▶ **Stored rows**:
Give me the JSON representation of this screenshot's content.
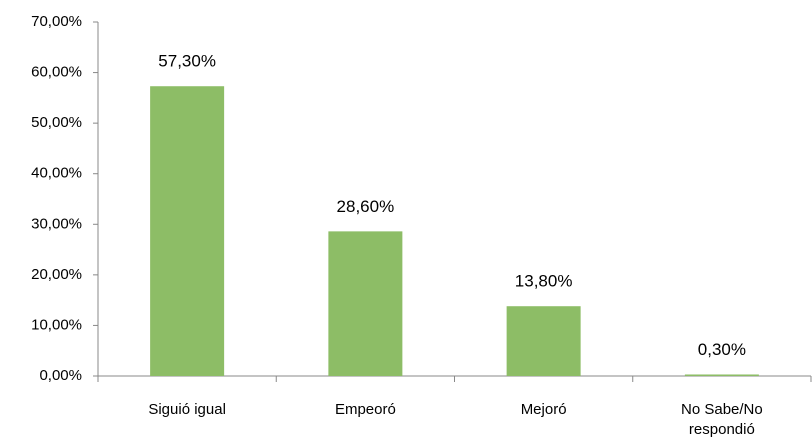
{
  "chart_data": {
    "type": "bar",
    "categories": [
      "Siguió igual",
      "Empeoró",
      "Mejoró",
      "No Sabe/No respondió"
    ],
    "values": [
      57.3,
      28.6,
      13.8,
      0.3
    ],
    "value_labels": [
      "57,30%",
      "28,60%",
      "13,80%",
      "0,30%"
    ],
    "color": "#8dbd66",
    "ylim": [
      0,
      70
    ],
    "yticks": [
      {
        "value": 0,
        "label": "0,00%"
      },
      {
        "value": 10,
        "label": "10,00%"
      },
      {
        "value": 20,
        "label": "20,00%"
      },
      {
        "value": 30,
        "label": "30,00%"
      },
      {
        "value": 40,
        "label": "40,00%"
      },
      {
        "value": 50,
        "label": "50,00%"
      },
      {
        "value": 60,
        "label": "60,00%"
      },
      {
        "value": 70,
        "label": "70,00%"
      }
    ],
    "grid": false
  }
}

▶ **Stated exercise**: Omit each picture, then return all of the listing exactly as it stands.

▶ **Solution**:
Give me the JSON representation of this screenshot's content.
{
  "chart_data": {
    "type": "bar",
    "categories": [
      "Siguió igual",
      "Empeoró",
      "Mejoró",
      "No Sabe/No respondió"
    ],
    "values": [
      57.3,
      28.6,
      13.8,
      0.3
    ],
    "value_labels": [
      "57,30%",
      "28,60%",
      "13,80%",
      "0,30%"
    ],
    "color": "#8dbd66",
    "ylim": [
      0,
      70
    ],
    "yticks": [
      {
        "value": 0,
        "label": "0,00%"
      },
      {
        "value": 10,
        "label": "10,00%"
      },
      {
        "value": 20,
        "label": "20,00%"
      },
      {
        "value": 30,
        "label": "30,00%"
      },
      {
        "value": 40,
        "label": "40,00%"
      },
      {
        "value": 50,
        "label": "50,00%"
      },
      {
        "value": 60,
        "label": "60,00%"
      },
      {
        "value": 70,
        "label": "70,00%"
      }
    ],
    "grid": false
  }
}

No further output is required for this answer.